**AIM OF THE EXERCISE:** Type out all the records word for word. Any pictures are to be left out.
━━━ DATA TO USE
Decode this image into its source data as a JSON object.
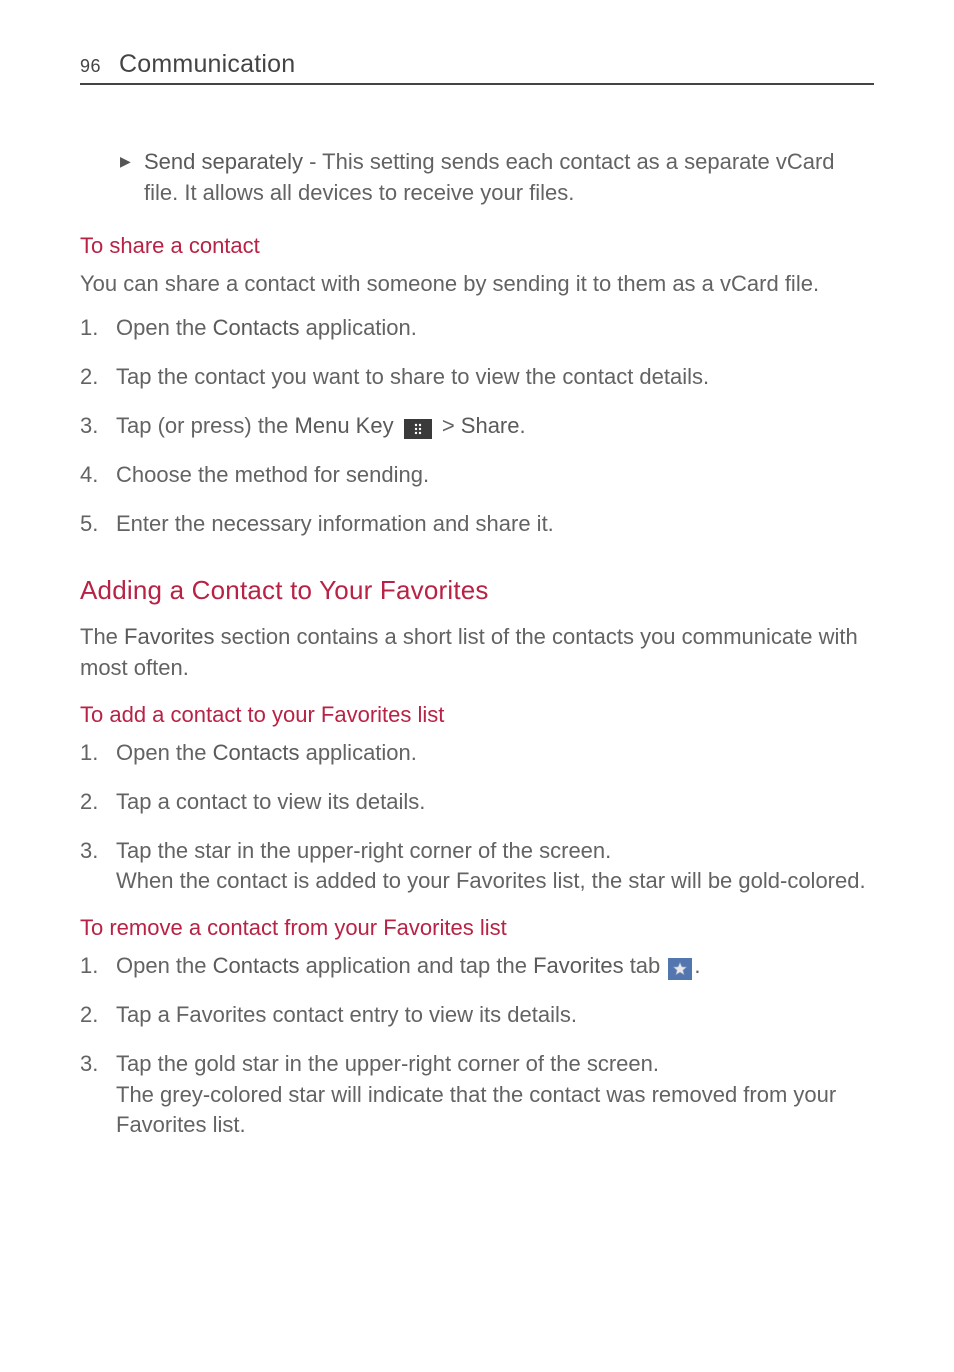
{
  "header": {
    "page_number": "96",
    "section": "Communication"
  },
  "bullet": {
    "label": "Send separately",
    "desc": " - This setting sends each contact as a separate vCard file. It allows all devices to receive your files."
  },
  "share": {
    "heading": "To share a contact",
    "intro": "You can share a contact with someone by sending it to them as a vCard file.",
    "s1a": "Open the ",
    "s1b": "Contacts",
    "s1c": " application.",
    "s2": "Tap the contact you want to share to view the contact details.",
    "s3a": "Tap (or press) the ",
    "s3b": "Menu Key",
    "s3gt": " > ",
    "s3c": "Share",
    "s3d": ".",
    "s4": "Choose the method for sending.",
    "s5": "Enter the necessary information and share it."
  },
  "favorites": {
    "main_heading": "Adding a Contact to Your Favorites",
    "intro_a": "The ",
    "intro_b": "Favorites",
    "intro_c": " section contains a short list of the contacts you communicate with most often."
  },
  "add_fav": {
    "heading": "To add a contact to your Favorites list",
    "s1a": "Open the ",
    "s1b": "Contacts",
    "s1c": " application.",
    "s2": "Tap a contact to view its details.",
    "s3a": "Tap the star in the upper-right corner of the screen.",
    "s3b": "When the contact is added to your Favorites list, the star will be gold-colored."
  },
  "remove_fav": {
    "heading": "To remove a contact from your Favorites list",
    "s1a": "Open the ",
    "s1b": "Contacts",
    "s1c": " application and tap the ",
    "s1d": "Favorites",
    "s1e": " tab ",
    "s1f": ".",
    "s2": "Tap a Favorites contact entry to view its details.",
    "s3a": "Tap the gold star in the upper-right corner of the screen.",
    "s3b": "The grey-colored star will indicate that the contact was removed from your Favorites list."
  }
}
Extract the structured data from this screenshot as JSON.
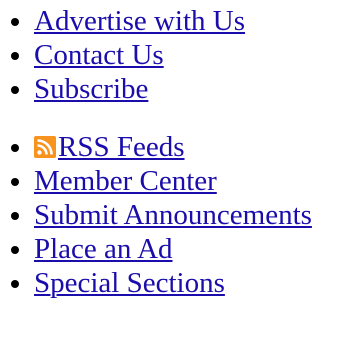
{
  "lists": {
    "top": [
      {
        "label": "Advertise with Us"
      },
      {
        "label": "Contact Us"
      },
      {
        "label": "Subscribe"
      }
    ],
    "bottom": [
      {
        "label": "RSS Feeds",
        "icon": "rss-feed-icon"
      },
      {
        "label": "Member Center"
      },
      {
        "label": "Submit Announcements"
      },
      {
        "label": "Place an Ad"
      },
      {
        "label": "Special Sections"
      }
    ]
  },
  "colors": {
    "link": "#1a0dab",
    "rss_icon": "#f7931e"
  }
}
━━━━━━
**RESULT:**
Decode this image into its source data as a JSON object.
{
  "header": {
    "page_number": "96",
    "section": "Communication"
  },
  "bullet": {
    "label": "Send separately",
    "desc": " - This setting sends each contact as a separate vCard file. It allows all devices to receive your files."
  },
  "share": {
    "heading": "To share a contact",
    "intro": "You can share a contact with someone by sending it to them as a vCard file.",
    "s1a": "Open the ",
    "s1b": "Contacts",
    "s1c": " application.",
    "s2": "Tap the contact you want to share to view the contact details.",
    "s3a": "Tap (or press) the ",
    "s3b": "Menu Key",
    "s3gt": " > ",
    "s3c": "Share",
    "s3d": ".",
    "s4": "Choose the method for sending.",
    "s5": "Enter the necessary information and share it."
  },
  "favorites": {
    "main_heading": "Adding a Contact to Your Favorites",
    "intro_a": "The ",
    "intro_b": "Favorites",
    "intro_c": " section contains a short list of the contacts you communicate with most often."
  },
  "add_fav": {
    "heading": "To add a contact to your Favorites list",
    "s1a": "Open the ",
    "s1b": "Contacts",
    "s1c": " application.",
    "s2": "Tap a contact to view its details.",
    "s3a": "Tap the star in the upper-right corner of the screen.",
    "s3b": "When the contact is added to your Favorites list, the star will be gold-colored."
  },
  "remove_fav": {
    "heading": "To remove a contact from your Favorites list",
    "s1a": "Open the ",
    "s1b": "Contacts",
    "s1c": " application and tap the ",
    "s1d": "Favorites",
    "s1e": " tab ",
    "s1f": ".",
    "s2": "Tap a Favorites contact entry to view its details.",
    "s3a": "Tap the gold star in the upper-right corner of the screen.",
    "s3b": "The grey-colored star will indicate that the contact was removed from your Favorites list."
  }
}
Extract the structured data from this screenshot as JSON.
{
  "lists": {
    "top": [
      {
        "label": "Advertise with Us"
      },
      {
        "label": "Contact Us"
      },
      {
        "label": "Subscribe"
      }
    ],
    "bottom": [
      {
        "label": "RSS Feeds",
        "icon": "rss-feed-icon"
      },
      {
        "label": "Member Center"
      },
      {
        "label": "Submit Announcements"
      },
      {
        "label": "Place an Ad"
      },
      {
        "label": "Special Sections"
      }
    ]
  },
  "colors": {
    "link": "#1a0dab",
    "rss_icon": "#f7931e"
  }
}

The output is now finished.